Repeat every record below exactly, but leave out any pictures.

Data shown:
_____
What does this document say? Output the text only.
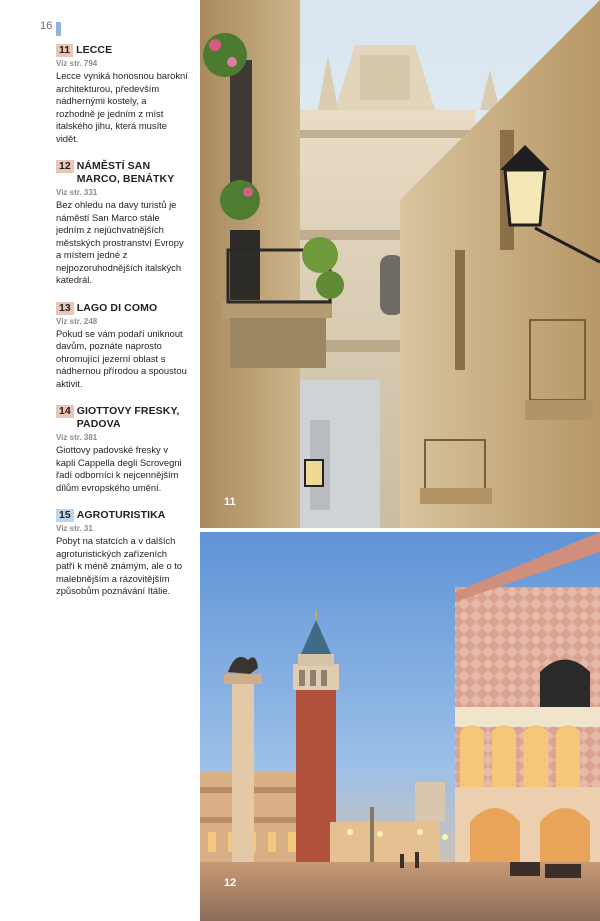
16
11 LECCE
Viz str. 794
Lecce vyniká honosnou barokní architekturou, především nádhernými kostely, a rozhodně je jedním z míst italského jihu, která musíte vidět.
12 NÁMĚSTÍ SAN MARCO, BENÁTKY
Viz str. 331
Bez ohledu na davy turistů je náměstí San Marco stále jedním z nejúchvatnějších městských prostranství Evropy a místem jedné z nejpozoruhodnějších italských katedrál.
13 LAGO DI COMO
Viz str. 248
Pokud se vám podaří uniknout davům, poznáte naprosto ohromující jezerní oblast s nádhernou přírodou a spoustou aktivit.
14 GIOTTOVY FRESKY, PADOVA
Viz str. 381
Giottovy padovské fresky v kapli Cappella degli Scrovegni řadí odborníci k nejcennějším dílům evropského umění.
15 AGROTURISTIKA
Viz str. 31
Pobyt na statcích a v dalších agroturistických zařízeních patří k méně známým, ale o to malebnějším a rázovitějším způsobům poznávání Itálie.
11
12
_____
Output:
What does this document say? Output the text only.
16
11 LECCE
Viz str. 794
Lecce vyniká honosnou barokní architekturou, především nádhernými kostely, a rozhodně je jedním z míst italského jihu, která musíte vidět.
12 NÁMĚSTÍ SAN MARCO, BENÁTKY
Viz str. 331
Bez ohledu na davy turistů je náměstí San Marco stále jedním z nejúchvatnějších městských prostranství Evropy a místem jedné z nejpozoruhodnějších italských katedrál.
13 LAGO DI COMO
Viz str. 248
Pokud se vám podaří uniknout davům, poznáte naprosto ohromující jezerní oblast s nádhernou přírodou a spoustou aktivit.
14 GIOTTOVY FRESKY, PADOVA
Viz str. 381
Giottovy padovské fresky v kapli Cappella degli Scrovegni řadí odborníci k nejcennějším dílům evropského umění.
15 AGROTURISTIKA
Viz str. 31
Pobyt na statcích a v dalších agroturistických zařízeních patří k méně známým, ale o to malebnějším a rázovitějším způsobům poznávání Itálie.
11
12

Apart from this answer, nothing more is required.